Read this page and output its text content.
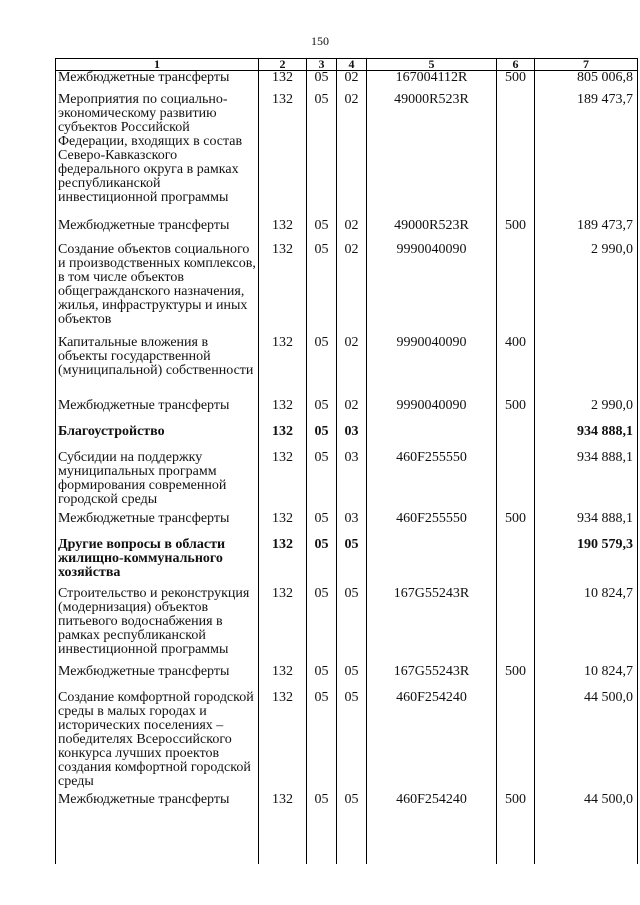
150
1	2	3	4	5	6	7
Межбюджетные трансферты	132	05	02	167004112R	500	805 006,8
Мероприятия по социально-экономическому развитию субъектов Российской Федерации, входящих в состав Северо-Кавказского федерального округа в рамках республиканской инвестиционной программы	132	05	02	49000R523R		189 473,7
Межбюджетные трансферты	132	05	02	49000R523R	500	189 473,7
Создание объектов социального и производственных комплексов, в том числе объектов общегражданского назначения, жилья, инфраструктуры и иных объектов	132	05	02	9990040090		2 990,0
Капитальные вложения в объекты государственной (муниципальной) собственности	132	05	02	9990040090	400	
Межбюджетные трансферты	132	05	02	9990040090	500	2 990,0
Благоустройство	132	05	03			934 888,1
Субсидии на поддержку муниципальных программ формирования современной городской среды	132	05	03	460F255550		934 888,1
Межбюджетные трансферты	132	05	03	460F255550	500	934 888,1
Другие вопросы в области жилищно-коммунального хозяйства	132	05	05			190 579,3
Строительство и реконструкция (модернизация) объектов питьевого водоснабжения в рамках республиканской инвестиционной программы	132	05	05	167G55243R		10 824,7
Межбюджетные трансферты	132	05	05	167G55243R	500	10 824,7
Создание комфортной городской среды в малых городах и исторических поселениях – победителях Всероссийского конкурса лучших проектов создания комфортной городской среды	132	05	05	460F254240		44 500,0
Межбюджетные трансферты	132	05	05	460F254240	500	44 500,0
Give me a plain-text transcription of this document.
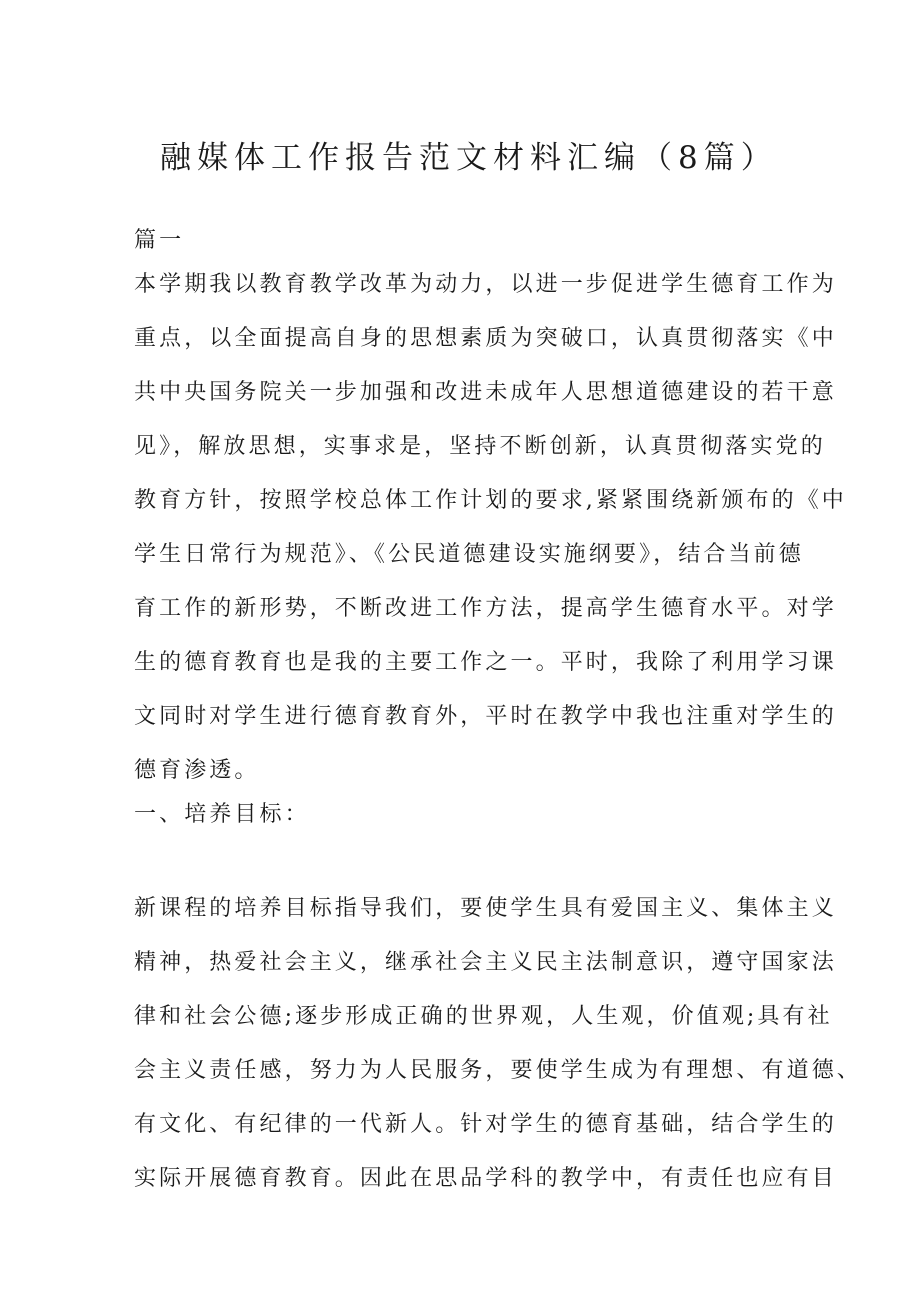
融媒体工作报告范文材料汇编（8篇）
篇一
本学期我以教育教学改革为动力，以进一步促进学生德育工作为
重点，以全面提高自身的思想素质为突破口，认真贯彻落实《中
共中央国务院关一步加强和改进未成年人思想道德建设的若干意
见》，解放思想，实事求是，坚持不断创新，认真贯彻落实党的
教育方针，按照学校总体工作计划的要求,紧紧围绕新颁布的《中
学生日常行为规范》、《公民道德建设实施纲要》，结合当前德
育工作的新形势，不断改进工作方法，提高学生德育水平。对学
生的德育教育也是我的主要工作之一。平时，我除了利用学习课
文同时对学生进行德育教育外，平时在教学中我也注重对学生的
德育渗透。
一、培养目标：
新课程的培养目标指导我们，要使学生具有爱国主义、集体主义
精神，热爱社会主义，继承社会主义民主法制意识，遵守国家法
律和社会公德;逐步形成正确的世界观，人生观，价值观;具有社
会主义责任感，努力为人民服务，要使学生成为有理想、有道德、
有文化、有纪律的一代新人。针对学生的德育基础，结合学生的
实际开展德育教育。因此在思品学科的教学中，有责任也应有目
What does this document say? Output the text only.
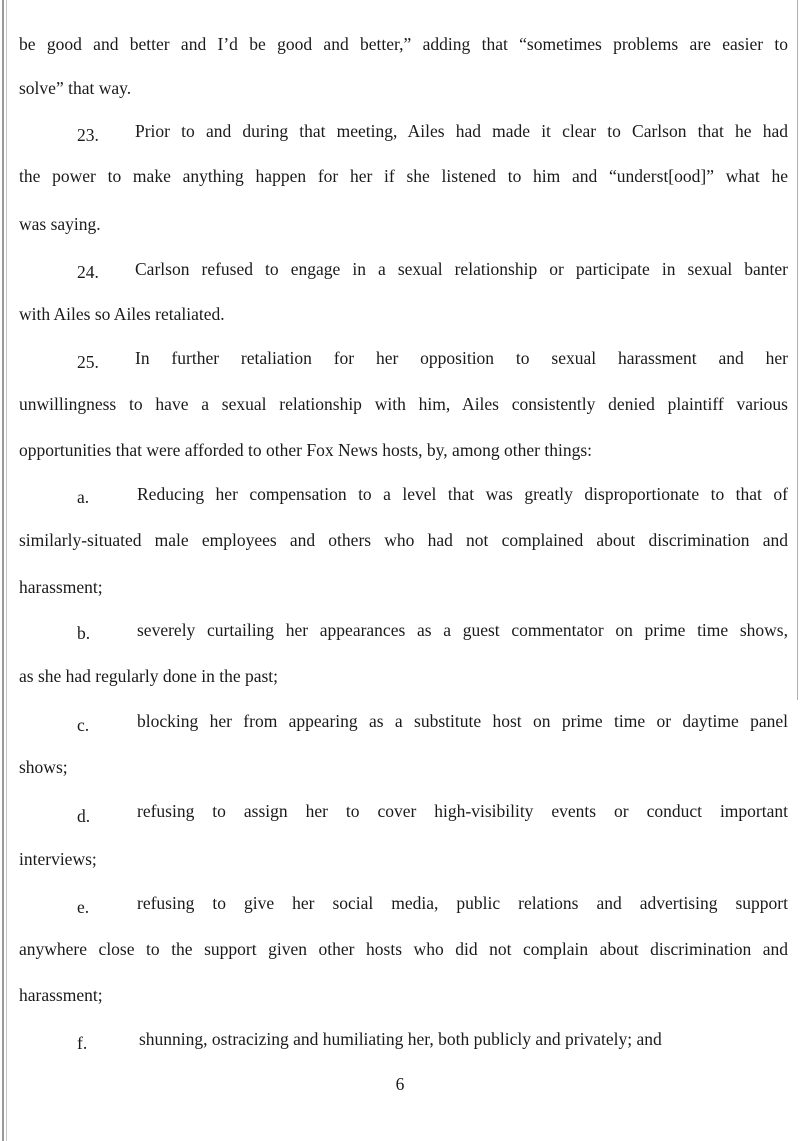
be good and better and I’d be good and better,” adding that “sometimes problems are easier to
solve” that way.
23. Prior to and during that meeting, Ailes had made it clear to Carlson that he had
the power to make anything happen for her if she listened to him and “underst[ood]” what he
was saying.
24. Carlson refused to engage in a sexual relationship or participate in sexual banter
with Ailes so Ailes retaliated.
25. In further retaliation for her opposition to sexual harassment and her
unwillingness to have a sexual relationship with him, Ailes consistently denied plaintiff various
opportunities that were afforded to other Fox News hosts, by, among other things:
a.	Reducing her compensation to a level that was greatly disproportionate to that of
similarly-situated male employees and others who had not complained about discrimination and
harassment;
b.	severely curtailing her appearances as a guest commentator on prime time shows,
as she had regularly done in the past;
c.	blocking her from appearing as a substitute host on prime time or daytime panel
shows;
d.	refusing to assign her to cover high-visibility events or conduct important
interviews;
e.	refusing to give her social media, public relations and advertising support
anywhere close to the support given other hosts who did not complain about discrimination and
harassment;
f.	shunning, ostracizing and humiliating her, both publicly and privately; and
6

• • •

= Task to complete =
Show every line from the listing above in which the string "prime" appears.

= Result of this exercise =
b.	severely curtailing her appearances as a guest commentator on prime time shows,
c.	blocking her from appearing as a substitute host on prime time or daytime panel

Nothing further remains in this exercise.